▶ _GIVEN EXERCISE_:
Your task is to copy every line of the entries that contains "marker".
——————————
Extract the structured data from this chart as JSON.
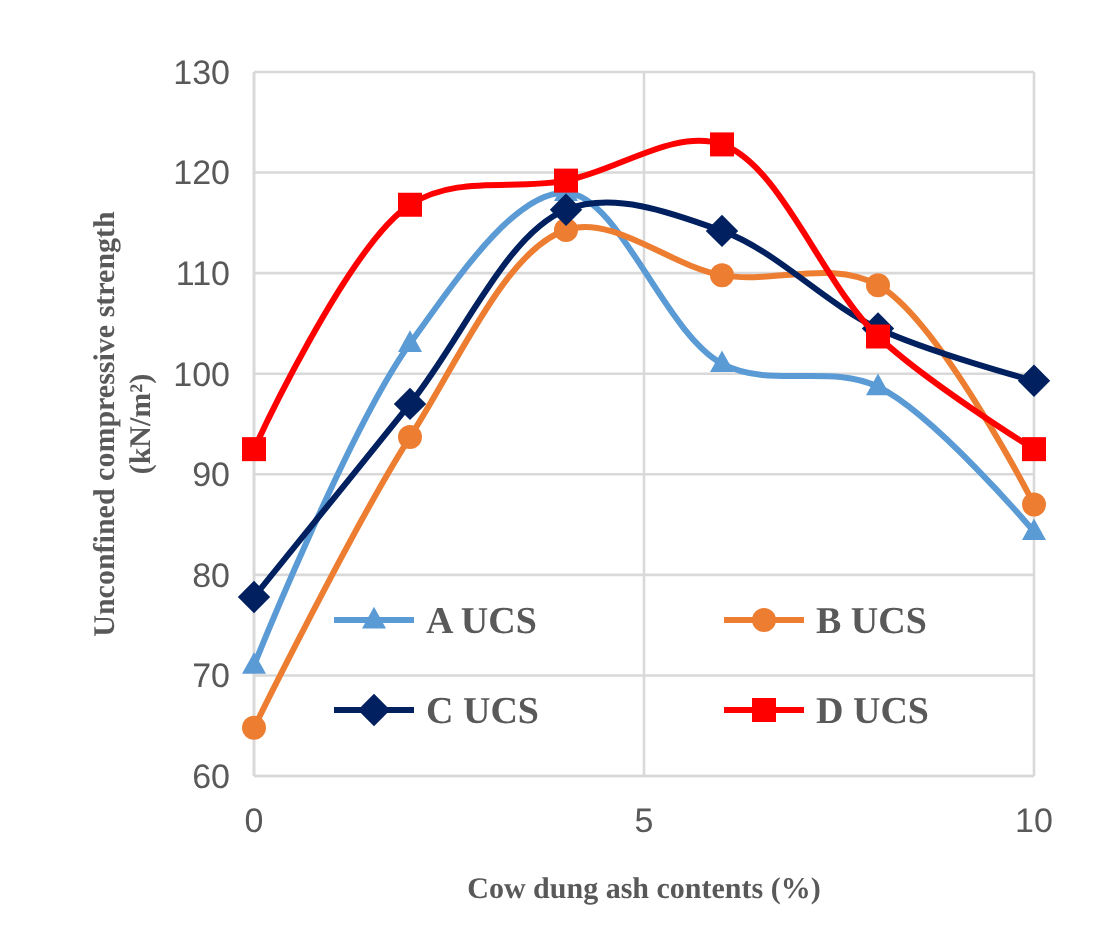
{
  "chart_data": {
    "type": "line",
    "xlabel": "Cow dung ash contents (%)",
    "ylabel": "Unconfined compressive strength (kN/m²)",
    "x": [
      0,
      2,
      4,
      6,
      8,
      10
    ],
    "xlim": [
      0,
      10
    ],
    "xticks": [
      0,
      5,
      10
    ],
    "ylim": [
      60,
      130
    ],
    "yticks": [
      60,
      70,
      80,
      90,
      100,
      110,
      120,
      130
    ],
    "grid": true,
    "legend": "bottom",
    "line_style": "solid",
    "series": [
      {
        "name": "A UCS",
        "color": "#5b9bd5",
        "marker": "triangle",
        "values": [
          71,
          103,
          118,
          101,
          98.7,
          84.3
        ]
      },
      {
        "name": "B UCS",
        "color": "#ed7d31",
        "marker": "circle",
        "values": [
          64.8,
          93.7,
          114.3,
          109.8,
          108.8,
          87
        ]
      },
      {
        "name": "C UCS",
        "color": "#002060",
        "marker": "diamond",
        "values": [
          77.8,
          97,
          116.3,
          114.2,
          104.5,
          99.3
        ]
      },
      {
        "name": "D UCS",
        "color": "#ff0000",
        "marker": "square",
        "values": [
          92.5,
          116.8,
          119.2,
          122.8,
          103.7,
          92.5
        ]
      }
    ]
  }
}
——————————
▶ _RESULT FOR THIS EXERCISE_:
        "marker": "triangle",
        "marker": "circle",
        "marker": "diamond",
        "marker": "square",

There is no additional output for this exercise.